To characterize the landscape of T. urticae small RNA-producing loci, we called peaks of small RNA expression using uniquely mapping reads. The thousand most highly expressed regions were compared by locus size, average read length, and frequency of 5′ “T” (Fig. 1D; Supplemental Table 2). This analysis recovered many TE loci dispersed throughout the genome, which exhibited a piRNA signature of longer reads and high frequency of 5′ “T.” The largest locus with this profile is a 5.5-kb politron TE. This contrasts with 5 small RNA loci to which substantially shorter reads align that have a significantly lower 5′ “T” bias. These peaks are encoded in close proximity on scaffold 9. Application of this peak calling strategy on a Drosophila whole body, mixed gender small RNA data set recovered major known piRNA clusters (42AB, flam, etc.), but failed to identify loci similar to T. urticae scaffold 9 clusters with the exception of a known siRNA cluster in the flamenco locus (Supplemental Fig. 5; Liu et al. 2011; Guida et al. 2016). The presence of the prominent scaffold 9 loci along with the absence of Zuc reinforces the notion that T. urticae has distinct small RNA-mediated genome surveillance pathways relative to Drosophila.

T. urticae siRNA master loci

Investigation of RNAi biology in another mite, Dermatophagoides farinae, found a complete loss of piRNA pathways and replacement with Dicer produced, siRNA-mediated genome surveillance, complete with siRNA-based master loci (ML-siRNA) (Mondal et al. 2018). While spider mites clearly have an intact piRNA pathway, they appear to share ML-siRNA loci with dust mites. Indeed, the five small RNA loci on scaffold 9 appear to have many features of ML-siRNA clusters (Fig. 2). While these loci encompass a total length of only ∼30 kb, 16% of reads from the combined sequencing data uniquely map with similar abundance on both strands (Fig. 2A). Almost all the reads were in 19- to 22-nt range with a peak at 21, suggesting they are siRNA-class small RNAs (Fig. 2B). Furthermore, we observed a Dicer-type biogenesis pattern at these loci as overlap Z-scores were highest at −2 lengths (Fig. 2C). This pattern was prominent regardless of developmental stage. We also noticed equal representation of 5′-T/A nucleotide bias at the 5′ position of the reads, and not the high T bias seen in piRNAs (Fig. 2D).

FIGURE 2.

FIGURE 2.

Extracted records:
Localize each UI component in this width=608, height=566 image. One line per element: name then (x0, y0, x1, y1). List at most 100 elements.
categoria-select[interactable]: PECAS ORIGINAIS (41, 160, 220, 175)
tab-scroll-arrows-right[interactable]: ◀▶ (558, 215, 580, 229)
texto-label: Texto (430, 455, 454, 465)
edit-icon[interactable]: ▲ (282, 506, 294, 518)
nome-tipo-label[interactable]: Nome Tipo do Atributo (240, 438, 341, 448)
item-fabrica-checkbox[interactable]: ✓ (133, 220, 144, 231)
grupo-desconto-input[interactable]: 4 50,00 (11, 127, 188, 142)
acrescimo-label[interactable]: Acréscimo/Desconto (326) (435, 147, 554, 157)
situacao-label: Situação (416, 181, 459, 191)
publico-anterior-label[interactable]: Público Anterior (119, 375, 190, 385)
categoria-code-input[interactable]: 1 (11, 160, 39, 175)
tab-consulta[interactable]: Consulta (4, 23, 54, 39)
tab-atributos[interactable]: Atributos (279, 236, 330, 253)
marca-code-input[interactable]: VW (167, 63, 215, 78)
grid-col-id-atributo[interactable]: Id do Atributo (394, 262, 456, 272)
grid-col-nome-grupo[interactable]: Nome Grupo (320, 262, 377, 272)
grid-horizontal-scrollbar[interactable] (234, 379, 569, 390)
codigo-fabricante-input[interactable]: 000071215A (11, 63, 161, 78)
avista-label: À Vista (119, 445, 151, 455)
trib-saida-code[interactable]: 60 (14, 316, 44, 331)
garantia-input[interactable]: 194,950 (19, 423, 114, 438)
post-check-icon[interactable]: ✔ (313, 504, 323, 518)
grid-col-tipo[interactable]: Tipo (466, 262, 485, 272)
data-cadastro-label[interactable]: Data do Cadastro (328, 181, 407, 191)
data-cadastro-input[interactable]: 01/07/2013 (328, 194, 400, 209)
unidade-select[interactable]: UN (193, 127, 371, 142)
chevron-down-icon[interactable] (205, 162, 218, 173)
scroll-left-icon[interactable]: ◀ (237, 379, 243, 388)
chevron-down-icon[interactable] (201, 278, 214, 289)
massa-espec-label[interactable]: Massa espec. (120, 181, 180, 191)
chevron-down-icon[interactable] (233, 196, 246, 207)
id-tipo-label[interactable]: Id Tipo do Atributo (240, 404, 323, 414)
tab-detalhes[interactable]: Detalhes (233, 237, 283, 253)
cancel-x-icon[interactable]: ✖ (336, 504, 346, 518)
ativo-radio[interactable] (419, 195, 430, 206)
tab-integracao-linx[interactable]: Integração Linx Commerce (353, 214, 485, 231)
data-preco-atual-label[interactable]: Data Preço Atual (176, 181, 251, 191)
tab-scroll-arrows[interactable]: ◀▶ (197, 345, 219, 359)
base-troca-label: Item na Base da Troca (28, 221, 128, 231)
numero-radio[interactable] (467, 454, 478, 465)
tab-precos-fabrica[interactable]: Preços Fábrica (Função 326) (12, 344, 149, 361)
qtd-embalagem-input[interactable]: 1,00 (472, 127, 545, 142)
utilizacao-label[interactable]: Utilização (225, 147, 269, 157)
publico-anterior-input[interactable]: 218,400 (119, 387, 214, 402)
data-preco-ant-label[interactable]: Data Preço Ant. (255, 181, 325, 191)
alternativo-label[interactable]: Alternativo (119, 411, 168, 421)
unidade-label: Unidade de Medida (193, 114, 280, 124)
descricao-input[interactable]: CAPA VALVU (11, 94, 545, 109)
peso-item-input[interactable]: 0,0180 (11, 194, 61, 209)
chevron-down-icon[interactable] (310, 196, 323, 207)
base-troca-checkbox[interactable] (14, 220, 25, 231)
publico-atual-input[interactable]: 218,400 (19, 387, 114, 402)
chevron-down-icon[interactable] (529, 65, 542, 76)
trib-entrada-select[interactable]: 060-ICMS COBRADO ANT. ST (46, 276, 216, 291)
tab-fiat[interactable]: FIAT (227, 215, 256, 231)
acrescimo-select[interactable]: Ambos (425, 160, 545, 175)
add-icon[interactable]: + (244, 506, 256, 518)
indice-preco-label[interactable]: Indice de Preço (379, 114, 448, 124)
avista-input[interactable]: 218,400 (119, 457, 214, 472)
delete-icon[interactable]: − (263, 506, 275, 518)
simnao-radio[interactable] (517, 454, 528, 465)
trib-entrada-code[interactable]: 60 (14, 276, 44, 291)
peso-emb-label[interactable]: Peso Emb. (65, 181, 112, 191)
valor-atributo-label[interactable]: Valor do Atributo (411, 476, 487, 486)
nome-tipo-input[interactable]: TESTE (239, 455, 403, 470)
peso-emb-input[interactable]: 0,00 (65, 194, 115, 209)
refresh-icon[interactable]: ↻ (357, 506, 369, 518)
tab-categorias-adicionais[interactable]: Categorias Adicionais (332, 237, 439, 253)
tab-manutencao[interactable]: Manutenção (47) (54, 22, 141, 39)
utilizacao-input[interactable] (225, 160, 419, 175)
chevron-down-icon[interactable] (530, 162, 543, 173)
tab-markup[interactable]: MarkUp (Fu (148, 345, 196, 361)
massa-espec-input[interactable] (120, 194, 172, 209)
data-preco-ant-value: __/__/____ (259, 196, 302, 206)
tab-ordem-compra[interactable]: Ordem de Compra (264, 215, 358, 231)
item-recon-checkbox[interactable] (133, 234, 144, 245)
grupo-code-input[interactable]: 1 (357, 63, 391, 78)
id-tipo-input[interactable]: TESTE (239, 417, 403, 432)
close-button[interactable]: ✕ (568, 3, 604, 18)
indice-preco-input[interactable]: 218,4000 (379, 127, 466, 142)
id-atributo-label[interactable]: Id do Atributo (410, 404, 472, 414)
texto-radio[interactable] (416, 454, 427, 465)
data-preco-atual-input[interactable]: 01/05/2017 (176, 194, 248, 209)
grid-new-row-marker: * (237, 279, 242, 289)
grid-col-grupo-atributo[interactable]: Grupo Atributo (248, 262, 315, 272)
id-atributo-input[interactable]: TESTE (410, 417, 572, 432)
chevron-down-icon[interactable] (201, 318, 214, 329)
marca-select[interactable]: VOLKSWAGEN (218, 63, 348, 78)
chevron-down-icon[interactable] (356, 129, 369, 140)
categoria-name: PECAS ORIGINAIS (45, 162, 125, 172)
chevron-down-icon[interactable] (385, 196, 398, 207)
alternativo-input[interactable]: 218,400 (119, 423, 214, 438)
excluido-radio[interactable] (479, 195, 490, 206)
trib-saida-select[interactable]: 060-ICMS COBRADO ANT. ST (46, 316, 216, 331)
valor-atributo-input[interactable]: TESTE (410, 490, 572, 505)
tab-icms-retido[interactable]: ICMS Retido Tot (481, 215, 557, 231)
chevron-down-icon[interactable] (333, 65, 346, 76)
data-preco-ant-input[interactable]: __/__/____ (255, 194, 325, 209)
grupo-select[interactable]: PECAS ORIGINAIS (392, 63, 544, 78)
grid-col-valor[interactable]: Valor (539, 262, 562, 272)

• PROMPT A:
Answer these questions using the passage on T. urticae small RNA loci, one per line:
(i) What is the largest locus with the piRNA profile of longer reads and high frequency of 5′ "T"?
(ii) On which scaffold are the five small RNA loci with shorter reads encoded?
(iii) In what length range did almost all reads from those loci fall, and at what length did they peak?
• PROMPT B: Resume the passage on T. urticae small RNA loci from the point where it stops.
The records were taken from a separate source.

• ANSWER BOX A:
(i) A 5.5-kb politron TE.
(ii) Scaffold 9.
(iii) In the 19- to 22-nt range, with a peak at 21.

• ANSWER BOX B:
siRNA producing master loci (ML) in spider mite. (A) Uniquely mapped read density of positive (red) and negative (green) at scaffold 9 master loci. (B) Developmental stage-specific read size distribution for both unique (Unq) and all mapping (MM) events. (C) Overhang z-scores of reads produced from the ML from three different developmental stages. (D) 5′-T/A bias of ML mapped reads. (E) Northern blot of ML-siRNA after enzymatic treatment. U6 RNA was used as loading control. (Term) Terminal exonuclease; (CIP) calf-intestinal phosphatase. (F) Relative read density mapping to ML, TE, and miRNA loci (RPKM) in different stages of the spider mite life cycle. (NL) Nymph and larvae.

To gain better insight into biogenesis of the ML-siRNAs, we sought to determine if they have characteristics of Dicer cleavage: 5′-monophosphate and not Rdrp-produced 5′-triphosphates (Lee and Collins 2007). We treated total RNA with the 5′ monophosphate specific terminator ribonuclease. After treatment, complete elimination of ML-siRNAs was observed (Fig. 2E). Terminator-mediated degradation could be abrogated by prior treatment with calf intestinal phosphatase (CIP) (Fig. 2E). This result indicates ML-siRNAs are not generated by a de novo siRNA pathway. We also examined stage-wise relative expression of ML-siRNAs and observed that these loci are primarily expressed in adult compared to other developmental stages indicating they have an adult specific function such as gametogenesis (Fig. 2F). Together, T. urticae ML-siRNAs are Dicer products deriving from a dsRNA precursor, possessing the expected 5′-monophosphate.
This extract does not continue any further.